• [Exercise]:
Images do not belong in the copy. Retype all the entries below exactly.

• [Material provided]:
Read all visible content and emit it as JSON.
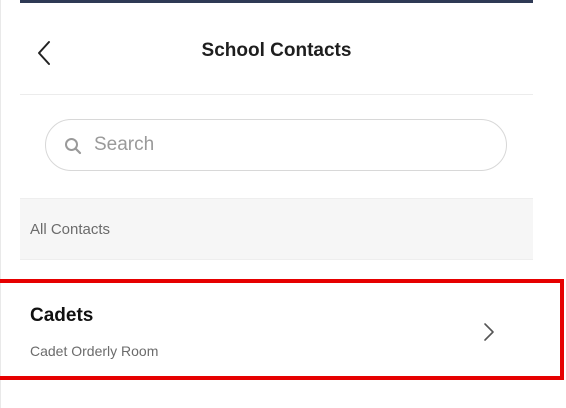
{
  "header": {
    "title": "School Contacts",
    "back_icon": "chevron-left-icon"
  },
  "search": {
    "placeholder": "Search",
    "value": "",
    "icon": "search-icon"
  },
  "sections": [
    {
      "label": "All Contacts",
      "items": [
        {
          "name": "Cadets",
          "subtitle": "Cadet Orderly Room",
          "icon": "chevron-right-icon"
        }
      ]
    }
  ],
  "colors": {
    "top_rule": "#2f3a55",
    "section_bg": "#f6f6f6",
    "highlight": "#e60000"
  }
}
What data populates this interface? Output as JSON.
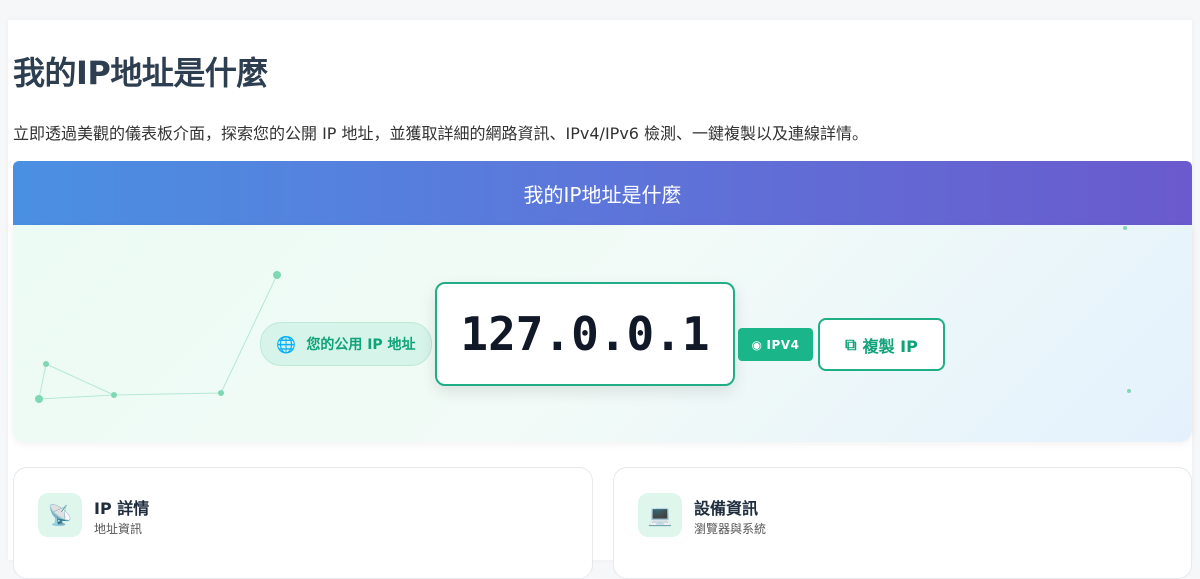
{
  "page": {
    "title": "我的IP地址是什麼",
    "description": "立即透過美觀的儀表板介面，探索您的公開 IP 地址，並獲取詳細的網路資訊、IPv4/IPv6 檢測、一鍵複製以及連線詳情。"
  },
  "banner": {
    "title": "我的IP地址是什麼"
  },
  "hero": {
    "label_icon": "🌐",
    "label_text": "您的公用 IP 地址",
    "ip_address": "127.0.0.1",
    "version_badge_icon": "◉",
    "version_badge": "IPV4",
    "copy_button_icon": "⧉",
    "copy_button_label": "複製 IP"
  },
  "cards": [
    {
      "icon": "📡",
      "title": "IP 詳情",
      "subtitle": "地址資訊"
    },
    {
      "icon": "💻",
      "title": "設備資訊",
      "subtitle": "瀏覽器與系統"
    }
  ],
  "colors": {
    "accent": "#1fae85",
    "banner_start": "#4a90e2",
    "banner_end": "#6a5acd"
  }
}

• [Output for this task]:
Read all visible content and emit it as JSON.
{
  "header": {
    "title": "School Contacts",
    "back_icon": "chevron-left-icon"
  },
  "search": {
    "placeholder": "Search",
    "value": "",
    "icon": "search-icon"
  },
  "sections": [
    {
      "label": "All Contacts",
      "items": [
        {
          "name": "Cadets",
          "subtitle": "Cadet Orderly Room",
          "icon": "chevron-right-icon"
        }
      ]
    }
  ],
  "colors": {
    "top_rule": "#2f3a55",
    "section_bg": "#f6f6f6",
    "highlight": "#e60000"
  }
}
What data populates this interface? Output as JSON.
{
  "page": {
    "title": "我的IP地址是什麼",
    "description": "立即透過美觀的儀表板介面，探索您的公開 IP 地址，並獲取詳細的網路資訊、IPv4/IPv6 檢測、一鍵複製以及連線詳情。"
  },
  "banner": {
    "title": "我的IP地址是什麼"
  },
  "hero": {
    "label_icon": "🌐",
    "label_text": "您的公用 IP 地址",
    "ip_address": "127.0.0.1",
    "version_badge_icon": "◉",
    "version_badge": "IPV4",
    "copy_button_icon": "⧉",
    "copy_button_label": "複製 IP"
  },
  "cards": [
    {
      "icon": "📡",
      "title": "IP 詳情",
      "subtitle": "地址資訊"
    },
    {
      "icon": "💻",
      "title": "設備資訊",
      "subtitle": "瀏覽器與系統"
    }
  ],
  "colors": {
    "accent": "#1fae85",
    "banner_start": "#4a90e2",
    "banner_end": "#6a5acd"
  }
}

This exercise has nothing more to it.